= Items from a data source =
================================
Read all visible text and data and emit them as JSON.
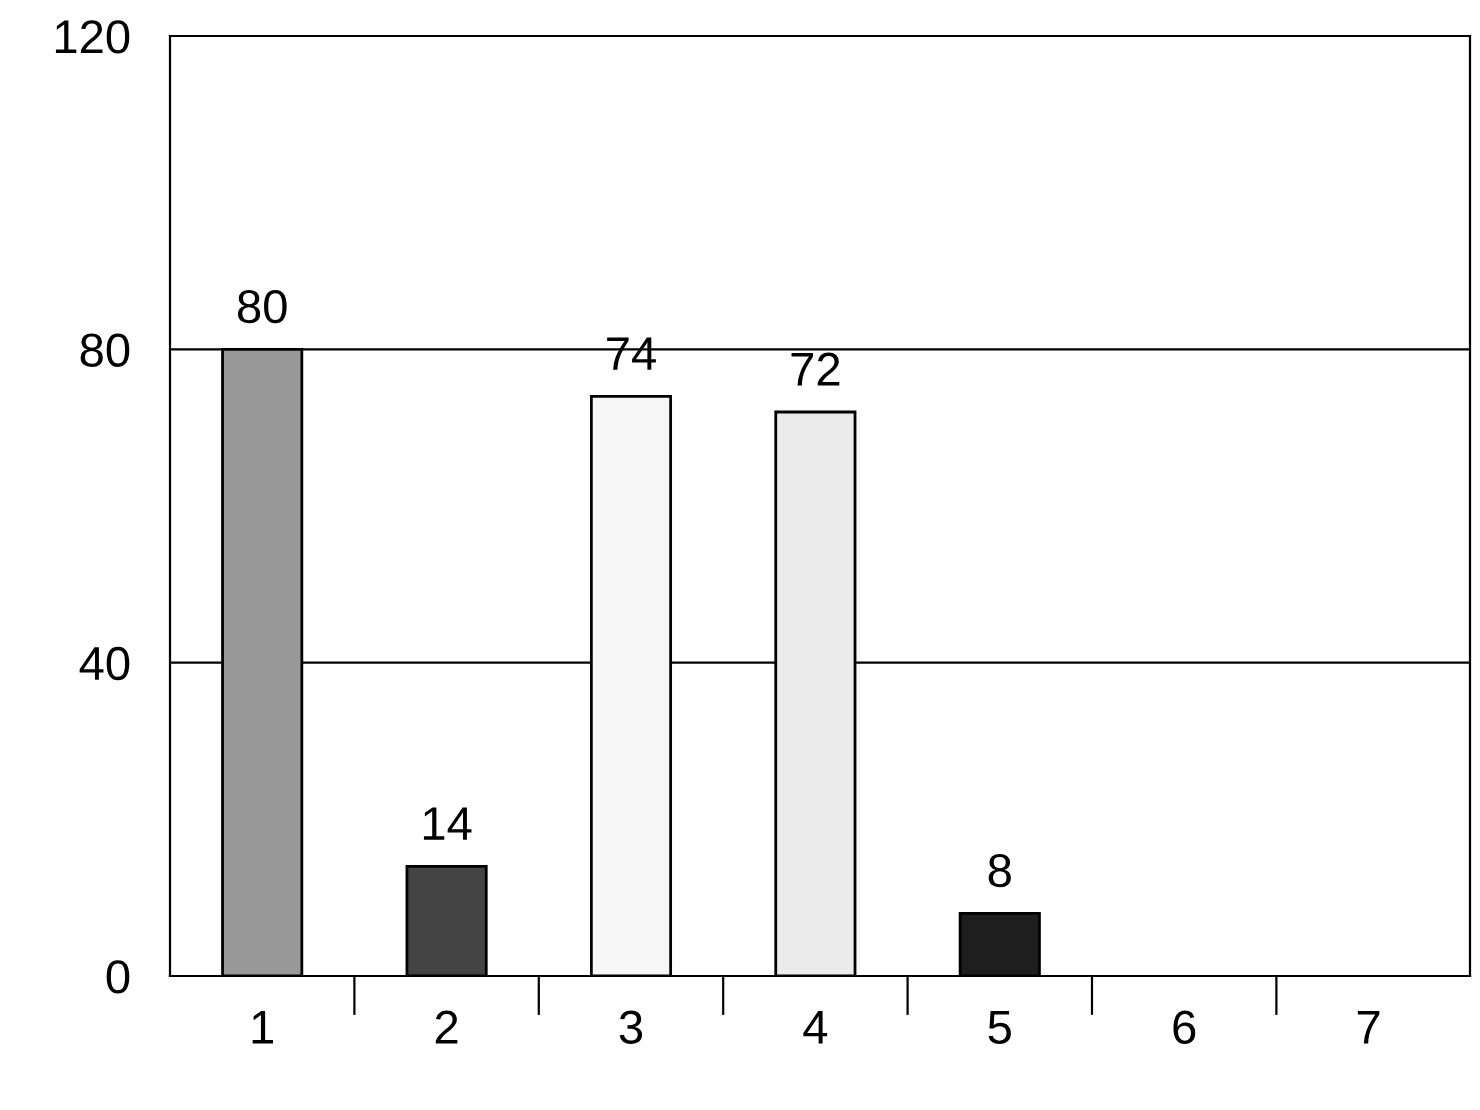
{
  "chart_data": {
    "type": "bar",
    "categories": [
      "1",
      "2",
      "3",
      "4",
      "5",
      "6",
      "7"
    ],
    "values": [
      80,
      14,
      74,
      72,
      8,
      null,
      null
    ],
    "colors": [
      "#999999",
      "#444444",
      "#f6f6f6",
      "#ebebeb",
      "#1e1e1e",
      "#ffffff",
      "#ffffff"
    ],
    "ylim": [
      0,
      120
    ],
    "yticks": [
      0,
      40,
      80,
      120
    ],
    "grid": "y",
    "data_labels": true
  }
}
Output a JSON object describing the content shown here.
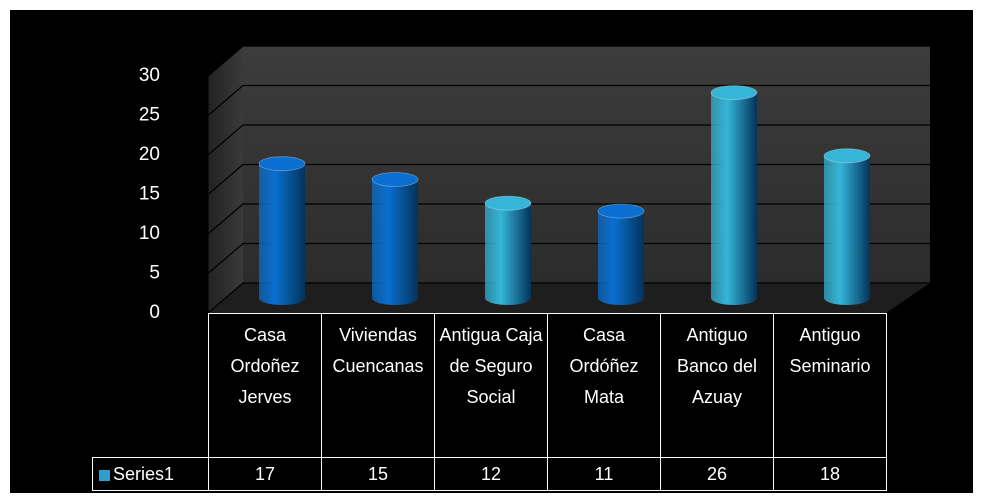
{
  "chart_data": {
    "type": "bar3d",
    "categories": [
      "Casa Ordoñez Jerves",
      "Viviendas Cuencanas",
      "Antigua Caja de Seguro Social",
      "Casa Ordóñez Mata",
      "Antiguo Banco del Azuay",
      "Antiguo Seminario"
    ],
    "series": [
      {
        "name": "Series1",
        "color": "#2c9fd0",
        "values": [
          17,
          15,
          12,
          11,
          26,
          18
        ],
        "point_colors": [
          "#0a6fd0",
          "#0a6fd0",
          "#35b5d8",
          "#0a6fd0",
          "#35b5d8",
          "#35b5d8"
        ]
      }
    ],
    "ylim": [
      0,
      30
    ],
    "yticks": [
      0,
      5,
      10,
      15,
      20,
      25,
      30
    ],
    "grid": true,
    "data_table": true
  }
}
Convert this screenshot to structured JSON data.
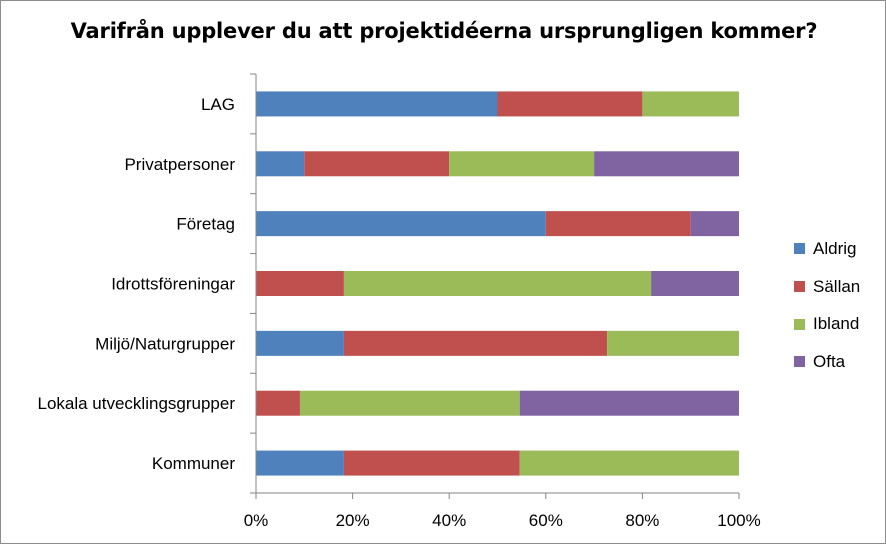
{
  "chart_data": {
    "type": "bar",
    "orientation": "horizontal",
    "stacked": "percent",
    "title": "Varifrån upplever du att projektidéerna ursprungligen kommer?",
    "categories": [
      "LAG",
      "Privatpersoner",
      "Företag",
      "Idrottsföreningar",
      "Miljö/Naturgrupper",
      "Lokala utvecklingsgrupper",
      "Kommuner"
    ],
    "series": [
      {
        "name": "Aldrig",
        "color": "#4F81BD",
        "values": [
          50,
          10,
          60,
          0,
          18.2,
          0,
          18.2
        ]
      },
      {
        "name": "Sällan",
        "color": "#C0504D",
        "values": [
          30,
          30,
          30,
          18.2,
          54.5,
          9.1,
          36.4
        ]
      },
      {
        "name": "Ibland",
        "color": "#9BBB59",
        "values": [
          20,
          30,
          0,
          63.6,
          27.3,
          45.5,
          45.4
        ]
      },
      {
        "name": "Ofta",
        "color": "#8064A2",
        "values": [
          0,
          30,
          10,
          18.2,
          0,
          45.4,
          0
        ]
      }
    ],
    "xticks": [
      "0%",
      "20%",
      "40%",
      "60%",
      "80%",
      "100%"
    ],
    "xlim": [
      0,
      100
    ],
    "grid": false,
    "legend_position": "right"
  }
}
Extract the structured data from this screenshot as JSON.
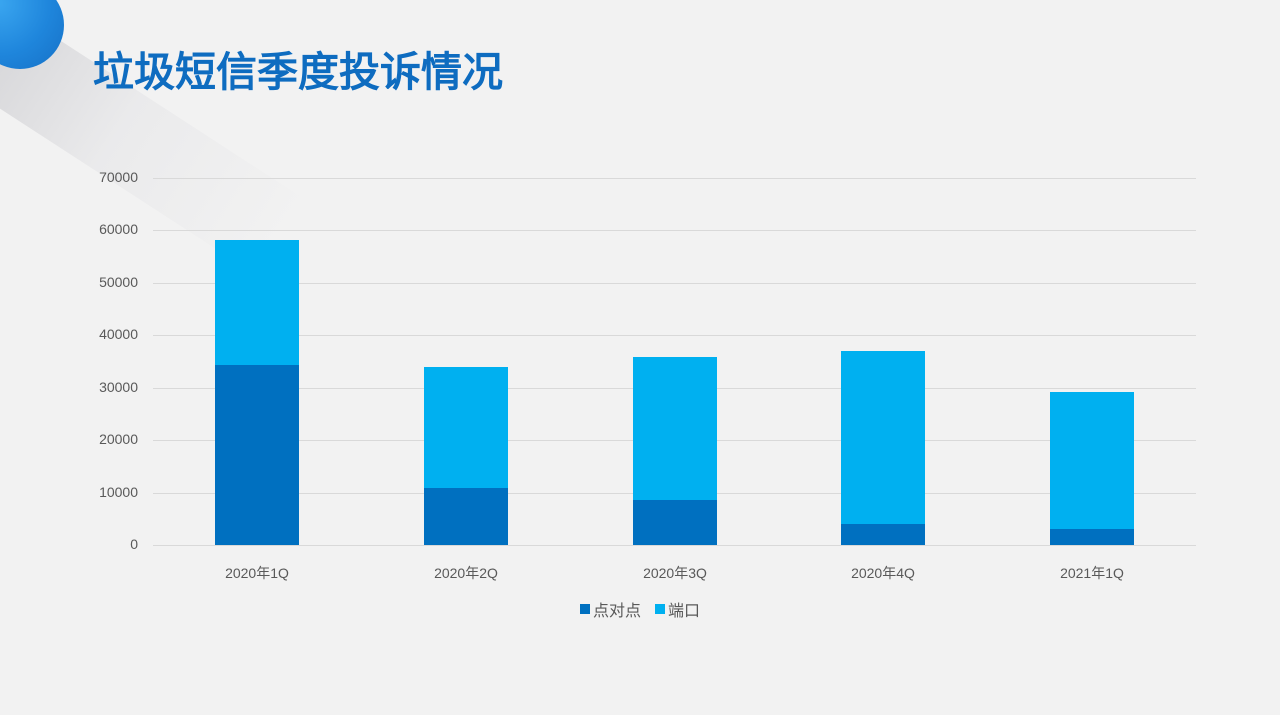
{
  "title": "垃圾短信季度投诉情况",
  "colors": {
    "background": "#f2f2f2",
    "title": "#0e6cc0",
    "series_dark": "#0070c0",
    "series_light": "#00b0f0",
    "grid": "#d9d9d9",
    "axis_text": "#595959"
  },
  "chart_data": {
    "type": "bar",
    "stacked": true,
    "title": "垃圾短信季度投诉情况",
    "xlabel": "",
    "ylabel": "",
    "categories": [
      "2020年1Q",
      "2020年2Q",
      "2020年3Q",
      "2020年4Q",
      "2021年1Q"
    ],
    "series": [
      {
        "name": "点对点",
        "color": "#0070c0",
        "values": [
          34300,
          10900,
          8600,
          4000,
          3100
        ]
      },
      {
        "name": "端口",
        "color": "#00b0f0",
        "values": [
          23900,
          23100,
          27300,
          33000,
          26100
        ]
      }
    ],
    "totals": [
      58200,
      34000,
      35900,
      37000,
      29200
    ],
    "ylim": [
      0,
      70000
    ],
    "yticks": [
      "0",
      "10000",
      "20000",
      "30000",
      "40000",
      "50000",
      "60000",
      "70000"
    ],
    "grid": true,
    "legend_position": "bottom"
  }
}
================================
= REQUIRED WORK =
Tally how many lines of the records hold the word "screenshot". Answer with the number only.

= WRITTEN REPLY =
2